Saved data entries:

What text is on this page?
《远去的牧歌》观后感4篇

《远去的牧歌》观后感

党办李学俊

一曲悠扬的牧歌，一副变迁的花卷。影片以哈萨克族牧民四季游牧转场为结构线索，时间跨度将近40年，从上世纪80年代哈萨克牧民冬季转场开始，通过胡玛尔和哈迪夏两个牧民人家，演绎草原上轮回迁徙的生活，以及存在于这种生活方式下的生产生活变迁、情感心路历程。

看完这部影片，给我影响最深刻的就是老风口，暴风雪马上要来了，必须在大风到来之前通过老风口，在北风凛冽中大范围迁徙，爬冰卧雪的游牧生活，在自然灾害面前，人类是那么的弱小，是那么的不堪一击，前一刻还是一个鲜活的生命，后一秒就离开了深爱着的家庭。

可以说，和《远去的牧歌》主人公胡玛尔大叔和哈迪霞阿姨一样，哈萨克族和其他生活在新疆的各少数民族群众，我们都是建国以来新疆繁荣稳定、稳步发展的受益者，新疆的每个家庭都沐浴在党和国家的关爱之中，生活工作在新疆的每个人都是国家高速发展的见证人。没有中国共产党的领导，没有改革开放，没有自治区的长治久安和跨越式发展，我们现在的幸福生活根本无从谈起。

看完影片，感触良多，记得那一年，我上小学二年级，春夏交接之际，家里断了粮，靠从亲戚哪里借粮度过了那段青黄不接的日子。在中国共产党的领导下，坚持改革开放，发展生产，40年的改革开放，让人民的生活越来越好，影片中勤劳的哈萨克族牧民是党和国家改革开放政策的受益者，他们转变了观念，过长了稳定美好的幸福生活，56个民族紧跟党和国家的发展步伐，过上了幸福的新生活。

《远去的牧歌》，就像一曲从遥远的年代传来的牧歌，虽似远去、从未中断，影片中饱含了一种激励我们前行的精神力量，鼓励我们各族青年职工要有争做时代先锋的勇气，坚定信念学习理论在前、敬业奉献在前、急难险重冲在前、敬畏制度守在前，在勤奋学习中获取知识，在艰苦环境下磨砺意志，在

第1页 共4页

WORK TO DO: All of the material above needs to be copied exactly.

RESPONSE BELOW:
What text is on this page?
《远去的牧歌》观后感4篇

《远去的牧歌》观后感

党办李学俊

一曲悠扬的牧歌，一副变迁的花卷。影片以哈萨克族牧民四季游牧转场为结构线索，时间跨度将近40年，从上世纪80年代哈萨克牧民冬季转场开始，通过胡玛尔和哈迪夏两个牧民人家，演绎草原上轮回迁徙的生活，以及存在于这种生活方式下的生产生活变迁、情感心路历程。

看完这部影片，给我影响最深刻的就是老风口，暴风雪马上要来了，必须在大风到来之前通过老风口，在北风凛冽中大范围迁徙，爬冰卧雪的游牧生活，在自然灾害面前，人类是那么的弱小，是那么的不堪一击，前一刻还是一个鲜活的生命，后一秒就离开了深爱着的家庭。

可以说，和《远去的牧歌》主人公胡玛尔大叔和哈迪霞阿姨一样，哈萨克族和其他生活在新疆的各少数民族群众，我们都是建国以来新疆繁荣稳定、稳步发展的受益者，新疆的每个家庭都沐浴在党和国家的关爱之中，生活工作在新疆的每个人都是国家高速发展的见证人。没有中国共产党的领导，没有改革开放，没有自治区的长治久安和跨越式发展，我们现在的幸福生活根本无从谈起。

看完影片，感触良多，记得那一年，我上小学二年级，春夏交接之际，家里断了粮，靠从亲戚哪里借粮度过了那段青黄不接的日子。在中国共产党的领导下，坚持改革开放，发展生产，40年的改革开放，让人民的生活越来越好，影片中勤劳的哈萨克族牧民是党和国家改革开放政策的受益者，他们转变了观念，过长了稳定美好的幸福生活，56个民族紧跟党和国家的发展步伐，过上了幸福的新生活。

《远去的牧歌》，就像一曲从遥远的年代传来的牧歌，虽似远去、从未中断，影片中饱含了一种激励我们前行的精神力量，鼓励我们各族青年职工要有争做时代先锋的勇气，坚定信念学习理论在前、敬业奉献在前、急难险重冲在前、敬畏制度守在前，在勤奋学习中获取知识，在艰苦环境下磨砺意志，在

第1页 共4页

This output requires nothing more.